▸ EXERCISE PROMPT: Which lines hold the string "ДЛИНА"? Copy every one of them.

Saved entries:
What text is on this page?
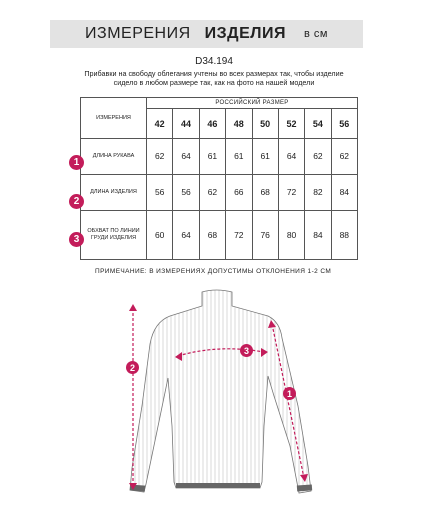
ИЗМЕРЕНИЯ ИЗДЕЛИЯ в см
D34.194
Прибавки на свободу облегания учтены во всех размерах так, чтобы изделие сидело в любом размере так, как на фото на нашей модели
ИЗМЕРЕНИЯ	РОССИЙСКИЙ РАЗМЕР							
	42	44	46	48	50	52	54	56
ДЛИНА РУКАВА	62	64	61	61	61	64	62	62
ДЛИНА ИЗДЕЛИЯ	56	56	62	66	68	72	82	84
ОБХВАТ ПО ЛИНИИ ГРУДИ ИЗДЕЛИЯ	60	64	68	72	76	80	84	88
1
2
3
ПРИМЕЧАНИЕ: В ИЗМЕРЕНИЯХ ДОПУСТИМЫ ОТКЛОНЕНИЯ 1-2 СМ
2
3
1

▸ EXERCISE ANSWER:
ДЛИНА РУКАВА	62	64	61	61	61	64	62	62
ДЛИНА ИЗДЕЛИЯ	56	56	62	66	68	72	82	84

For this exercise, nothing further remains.